— start —

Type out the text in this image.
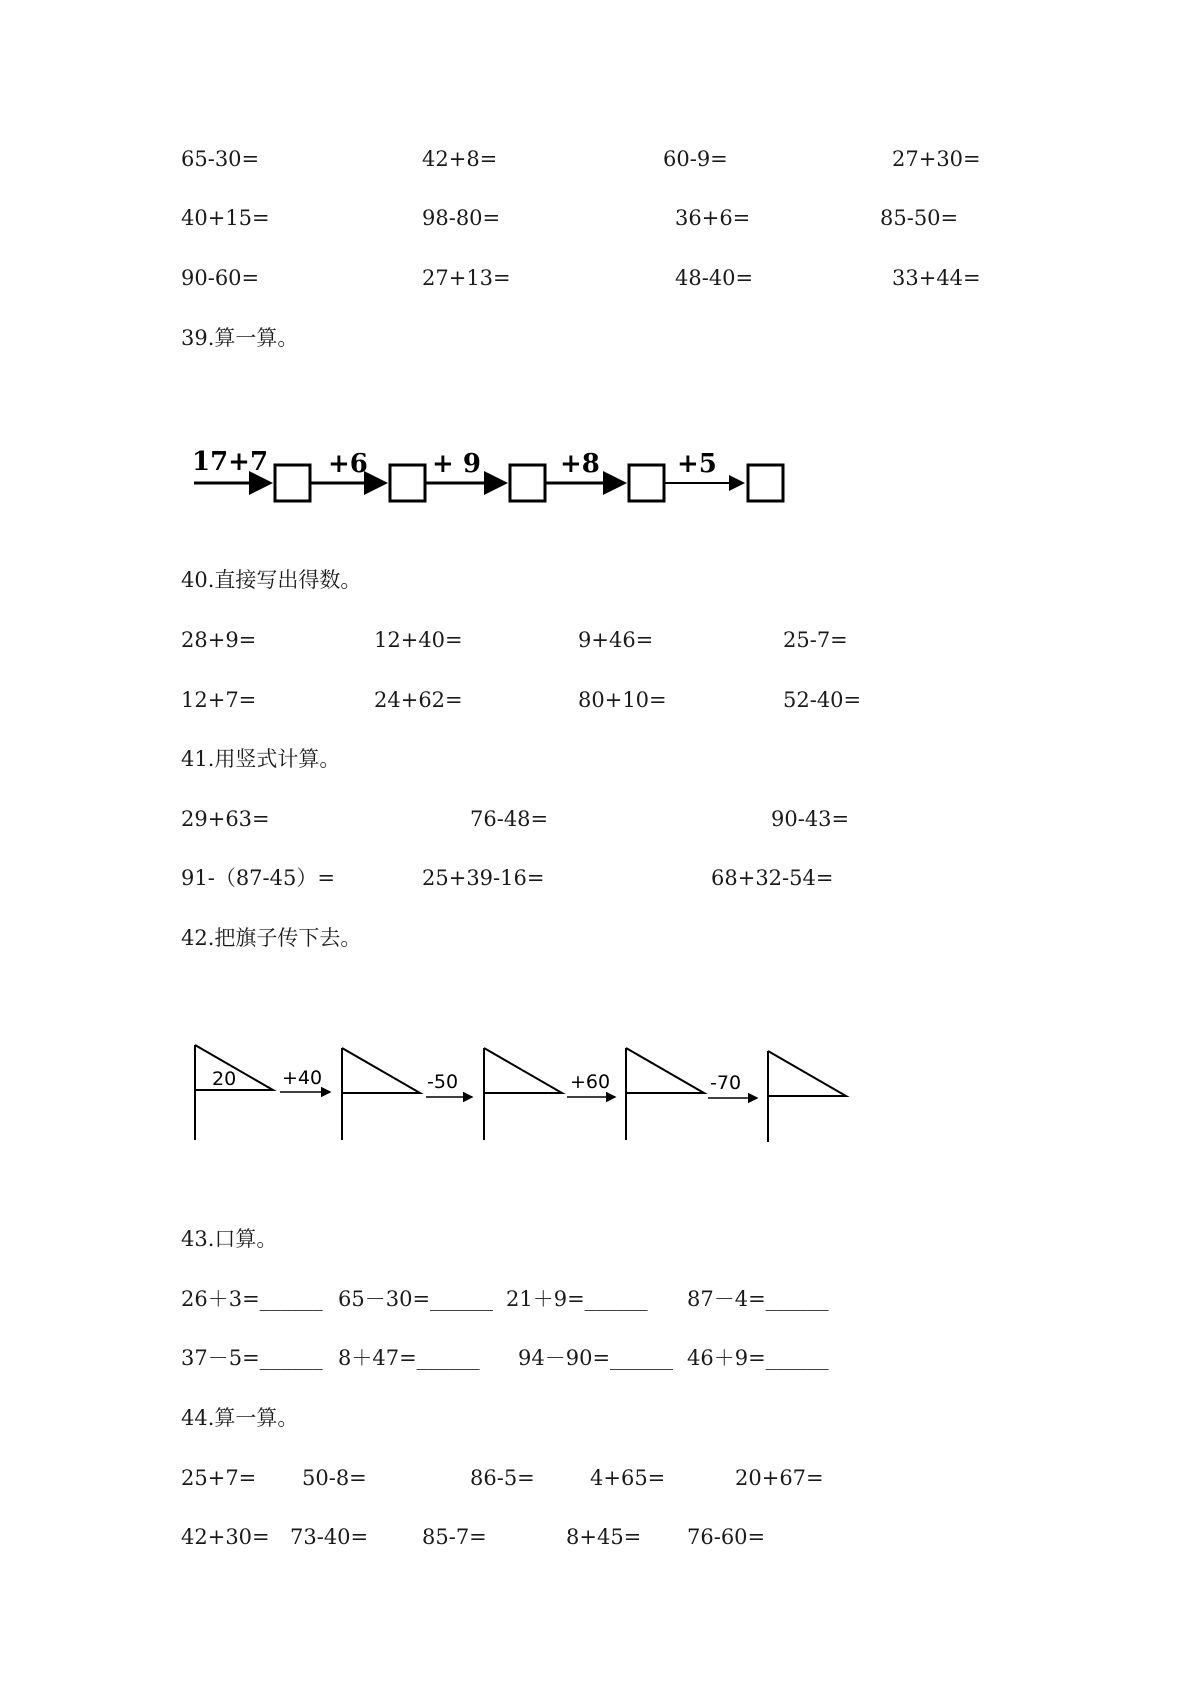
65-30=	42+8=	60-9=	27+30=
40+15=	98-80=	36+6=	85-50=
90-60=	27+13=	48-40=	33+44=
39.算一算。
17+7 +6 + 9	+8	+5
40.直接写出得数。
28+9=	12+40=	9+46=	25-7=
12+7=	24+62=	80+10=	52-40=
41.用竖式计算。
29+63=	76-48=	90-43=
91-（87-45）=	25+39-16=	68+32-54=
42.把旗子传下去。
20 +40	-50	+60	-70
43.口算。
26＋3=______ 65－30=______ 21＋9=______ 87－4=______
37－5=______ 8＋47=______ 94－90=______ 46＋9=______
44.算一算。
25+7= 50-8=	86-5=	4+65=	20+67=
42+30= 73-40=	85-7=	8+45= 76-60=
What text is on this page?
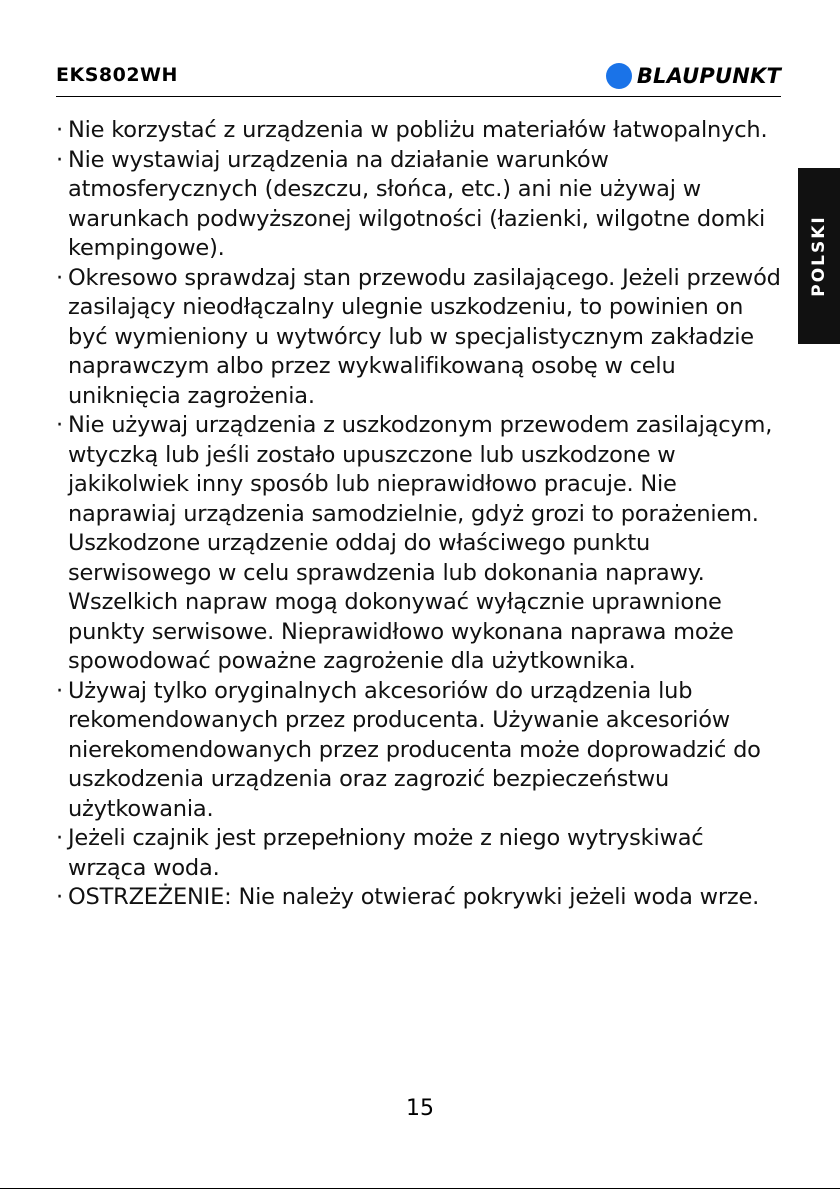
EKS802WH	BLAUPUNKT
POLSKI
· Nie korzystać z urządzenia w pobliżu materiałów łatwopalnych.
· Nie wystawiaj urządzenia na działanie warunków atmosferycznych (deszczu, słońca, etc.) ani nie używaj w warunkach podwyższonej wilgotności (łazienki, wilgotne domki kempingowe).
· Okresowo sprawdzaj stan przewodu zasilającego. Jeżeli przewód zasilający nieodłączalny ulegnie uszkodzeniu, to powinien on być wymieniony u wytwórcy lub w specjalistycznym zakładzie naprawczym albo przez wykwalifikowaną osobę w celu uniknięcia zagrożenia.
· Nie używaj urządzenia z uszkodzonym przewodem zasilającym, wtyczką lub jeśli zostało upuszczone lub uszkodzone w jakikolwiek inny sposób lub nieprawidłowo pracuje. Nie naprawiaj urządzenia samodzielnie, gdyż grozi to porażeniem. Uszkodzone urządzenie oddaj do właściwego punktu serwisowego w celu sprawdzenia lub dokonania naprawy. Wszelkich napraw mogą dokonywać wyłącznie uprawnione punkty serwisowe. Nieprawidłowo wykonana naprawa może spowodować poważne zagrożenie dla użytkownika.
· Używaj tylko oryginalnych akcesoriów do urządzenia lub rekomendowanych przez producenta. Używanie akcesoriów nierekomendowanych przez producenta może doprowadzić do uszkodzenia urządzenia oraz zagrozić bezpieczeństwu użytkowania.
· Jeżeli czajnik jest przepełniony może z niego wytryskiwać wrząca woda.
· OSTRZEŻENIE: Nie należy otwierać pokrywki jeżeli woda wrze.
15
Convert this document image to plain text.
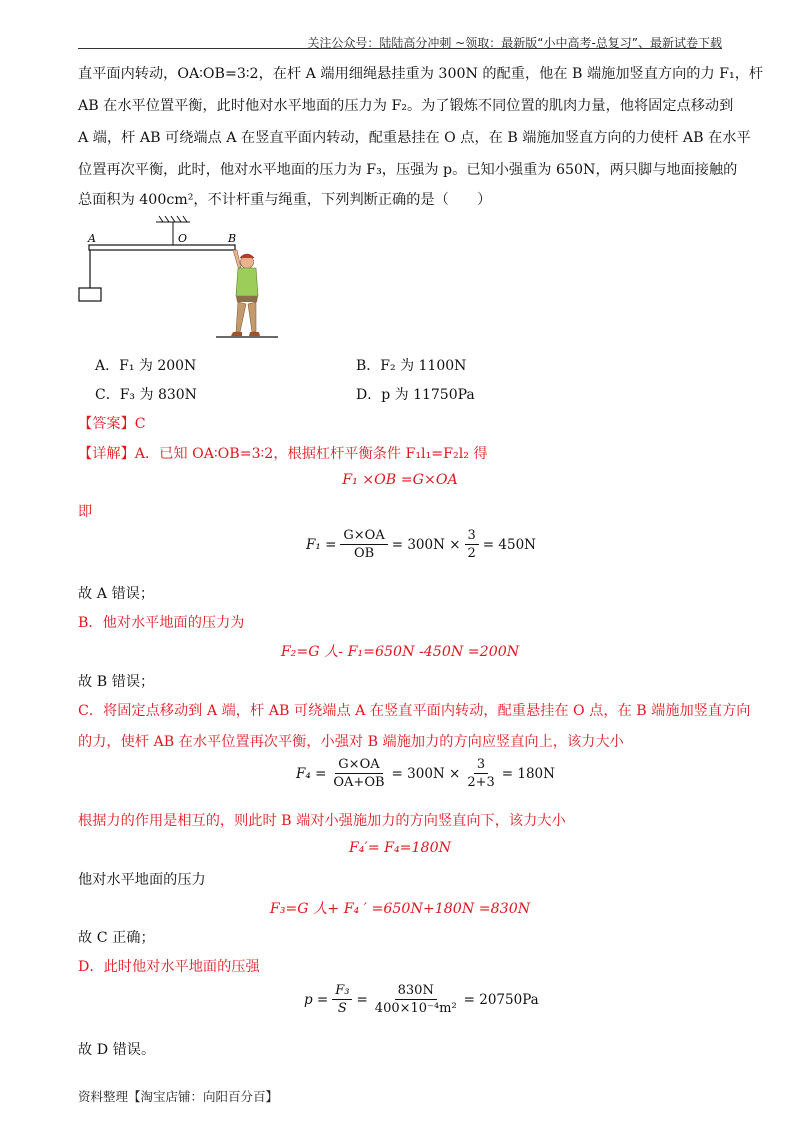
关注公众号：陆陆高分冲刺 ~领取：最新版“小中高考-总复习”、最新试卷下载
直平面内转动，OA∶OB=3∶2，在杆 A 端用细绳悬挂重为 300N 的配重，他在 B 端施加竖直方向的力 F₁，杆
AB 在水平位置平衡，此时他对水平地面的压力为 F₂。为了锻炼不同位置的肌肉力量，他将固定点移动到
A 端，杆 AB 可绕端点 A 在竖直平面内转动，配重悬挂在 O 点，在 B 端施加竖直方向的力使杆 AB 在水平
位置再次平衡，此时，他对水平地面的压力为 F₃，压强为 p。已知小强重为 650N，两只脚与地面接触的
总面积为 400cm²，不计杆重与绳重，下列判断正确的是（　　）
A	O	B
A．F₁ 为 200N	B．F₂ 为 1100N
C．F₃ 为 830N	D．p 为 11750Pa
【答案】C
【详解】A．已知 OA∶OB=3∶2，根据杠杆平衡条件 F₁l₁=F₂l₂ 得
F₁ ×OB =G×OA
即
$F_1 = \frac{G\times OA}{OB} = 300N \times \frac{3}{2} = 450N$
故 A 错误；
B．他对水平地面的压力为
F₂=G 人- F₁=650N -450N =200N
故 B 错误；
C．将固定点移动到 A 端，杆 AB 可绕端点 A 在竖直平面内转动，配重悬挂在 O 点，在 B 端施加竖直方向
的力，使杆 AB 在水平位置再次平衡，小强对 B 端施加力的方向应竖直向上，该力大小
$F_4 = \frac{G\times OA}{OA+OB} = 300N \times \frac{3}{2+3} = 180N$
根据力的作用是相互的，则此时 B 端对小强施加力的方向竖直向下，该力大小
F₄′= F₄=180N
他对水平地面的压力
F₃=G 人+ F₄ ′ =650N+180N =830N
故 C 正确；
D．此时他对水平地面的压强
$p = \frac{\text{F₃}}{S} = \frac{830N}{\text{400×10⁻⁴m²}} = 20750Pa$
故 D 错误。
资料整理【淘宝店铺：向阳百分百】
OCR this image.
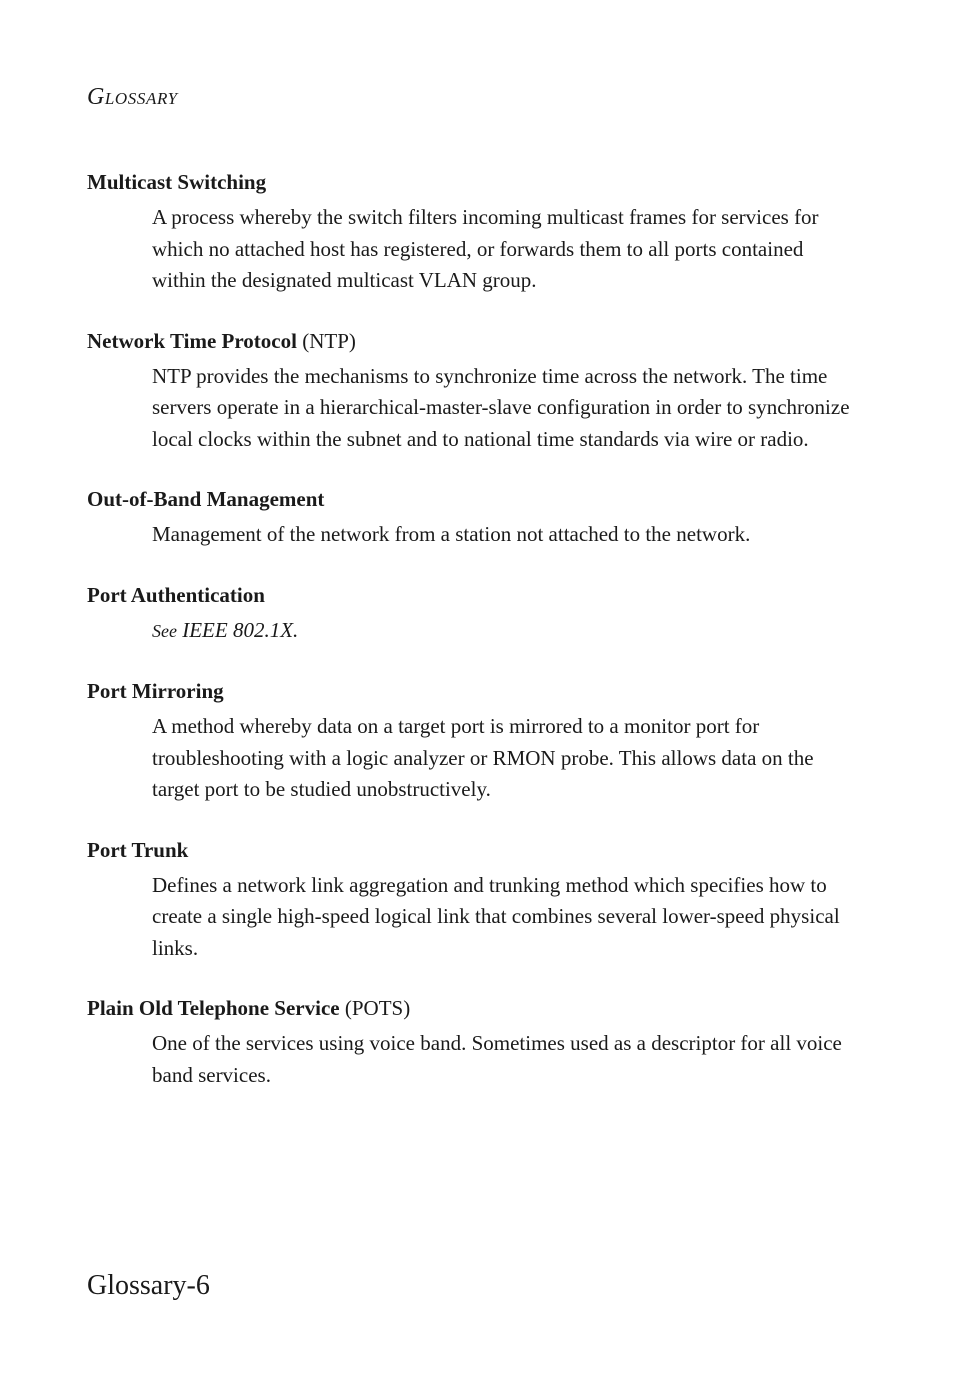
GLOSSARY
Multicast Switching
A process whereby the switch filters incoming multicast frames for services for which no attached host has registered, or forwards them to all ports contained within the designated multicast VLAN group.
Network Time Protocol (NTP)
NTP provides the mechanisms to synchronize time across the network. The time servers operate in a hierarchical-master-slave configuration in order to synchronize local clocks within the subnet and to national time standards via wire or radio.
Out-of-Band Management
Management of the network from a station not attached to the network.
Port Authentication
See IEEE 802.1X.
Port Mirroring
A method whereby data on a target port is mirrored to a monitor port for troubleshooting with a logic analyzer or RMON probe. This allows data on the target port to be studied unobstructively.
Port Trunk
Defines a network link aggregation and trunking method which specifies how to create a single high-speed logical link that combines several lower-speed physical links.
Plain Old Telephone Service (POTS)
One of the services using voice band. Sometimes used as a descriptor for all voice band services.
Glossary-6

— end —

Exercise requirements: Omitting all images, print the listing exactly.

Result for this exercise:
Type out the text in this image.
65-30=	42+8=	60-9=	27+30=
40+15=	98-80=	36+6=	85-50=
90-60=	27+13=	48-40=	33+44=
39.算一算。
17+7 +6 + 9	+8	+5
40.直接写出得数。
28+9=	12+40=	9+46=	25-7=
12+7=	24+62=	80+10=	52-40=
41.用竖式计算。
29+63=	76-48=	90-43=
91-（87-45）=	25+39-16=	68+32-54=
42.把旗子传下去。
20 +40	-50	+60	-70
43.口算。
26＋3=______ 65－30=______ 21＋9=______ 87－4=______
37－5=______ 8＋47=______ 94－90=______ 46＋9=______
44.算一算。
25+7= 50-8=	86-5=	4+65=	20+67=
42+30= 73-40=	85-7=	8+45= 76-60=
What text is on this page?
EKS802WH	BLAUPUNKT
POLSKI
· Nie korzystać z urządzenia w pobliżu materiałów łatwopalnych.
· Nie wystawiaj urządzenia na działanie warunków atmosferycznych (deszczu, słońca, etc.) ani nie używaj w warunkach podwyższonej wilgotności (łazienki, wilgotne domki kempingowe).
· Okresowo sprawdzaj stan przewodu zasilającego. Jeżeli przewód zasilający nieodłączalny ulegnie uszkodzeniu, to powinien on być wymieniony u wytwórcy lub w specjalistycznym zakładzie naprawczym albo przez wykwalifikowaną osobę w celu uniknięcia zagrożenia.
· Nie używaj urządzenia z uszkodzonym przewodem zasilającym, wtyczką lub jeśli zostało upuszczone lub uszkodzone w jakikolwiek inny sposób lub nieprawidłowo pracuje. Nie naprawiaj urządzenia samodzielnie, gdyż grozi to porażeniem. Uszkodzone urządzenie oddaj do właściwego punktu serwisowego w celu sprawdzenia lub dokonania naprawy. Wszelkich napraw mogą dokonywać wyłącznie uprawnione punkty serwisowe. Nieprawidłowo wykonana naprawa może spowodować poważne zagrożenie dla użytkownika.
· Używaj tylko oryginalnych akcesoriów do urządzenia lub rekomendowanych przez producenta. Używanie akcesoriów nierekomendowanych przez producenta może doprowadzić do uszkodzenia urządzenia oraz zagrozić bezpieczeństwu użytkowania.
· Jeżeli czajnik jest przepełniony może z niego wytryskiwać wrząca woda.
· OSTRZEŻENIE: Nie należy otwierać pokrywki jeżeli woda wrze.
15
Convert this document image to plain text.
关注公众号：陆陆高分冲刺 ~领取：最新版“小中高考-总复习”、最新试卷下载
直平面内转动，OA∶OB=3∶2，在杆 A 端用细绳悬挂重为 300N 的配重，他在 B 端施加竖直方向的力 F₁，杆
AB 在水平位置平衡，此时他对水平地面的压力为 F₂。为了锻炼不同位置的肌肉力量，他将固定点移动到
A 端，杆 AB 可绕端点 A 在竖直平面内转动，配重悬挂在 O 点，在 B 端施加竖直方向的力使杆 AB 在水平
位置再次平衡，此时，他对水平地面的压力为 F₃，压强为 p。已知小强重为 650N，两只脚与地面接触的
总面积为 400cm²，不计杆重与绳重，下列判断正确的是（　　）
A	O	B
A．F₁ 为 200N	B．F₂ 为 1100N
C．F₃ 为 830N	D．p 为 11750Pa
【答案】C
【详解】A．已知 OA∶OB=3∶2，根据杠杆平衡条件 F₁l₁=F₂l₂ 得
F₁ ×OB =G×OA
即
$F_1 = \frac{G\times OA}{OB} = 300N \times \frac{3}{2} = 450N$
故 A 错误；
B．他对水平地面的压力为
F₂=G 人- F₁=650N -450N =200N
故 B 错误；
C．将固定点移动到 A 端，杆 AB 可绕端点 A 在竖直平面内转动，配重悬挂在 O 点，在 B 端施加竖直方向
的力，使杆 AB 在水平位置再次平衡，小强对 B 端施加力的方向应竖直向上，该力大小
$F_4 = \frac{G\times OA}{OA+OB} = 300N \times \frac{3}{2+3} = 180N$
根据力的作用是相互的，则此时 B 端对小强施加力的方向竖直向下，该力大小
F₄′= F₄=180N
他对水平地面的压力
F₃=G 人+ F₄ ′ =650N+180N =830N
故 C 正确；
D．此时他对水平地面的压强
$p = \frac{\text{F₃}}{S} = \frac{830N}{\text{400×10⁻⁴m²}} = 20750Pa$
故 D 错误。
资料整理【淘宝店铺：向阳百分百】
OCR this image.
GLOSSARY
Multicast Switching
A process whereby the switch filters incoming multicast frames for services for which no attached host has registered, or forwards them to all ports contained within the designated multicast VLAN group.
Network Time Protocol (NTP)
NTP provides the mechanisms to synchronize time across the network. The time servers operate in a hierarchical-master-slave configuration in order to synchronize local clocks within the subnet and to national time standards via wire or radio.
Out-of-Band Management
Management of the network from a station not attached to the network.
Port Authentication
See IEEE 802.1X.
Port Mirroring
A method whereby data on a target port is mirrored to a monitor port for troubleshooting with a logic analyzer or RMON probe. This allows data on the target port to be studied unobstructively.
Port Trunk
Defines a network link aggregation and trunking method which specifies how to create a single high-speed logical link that combines several lower-speed physical links.
Plain Old Telephone Service (POTS)
One of the services using voice band. Sometimes used as a descriptor for all voice band services.
Glossary-6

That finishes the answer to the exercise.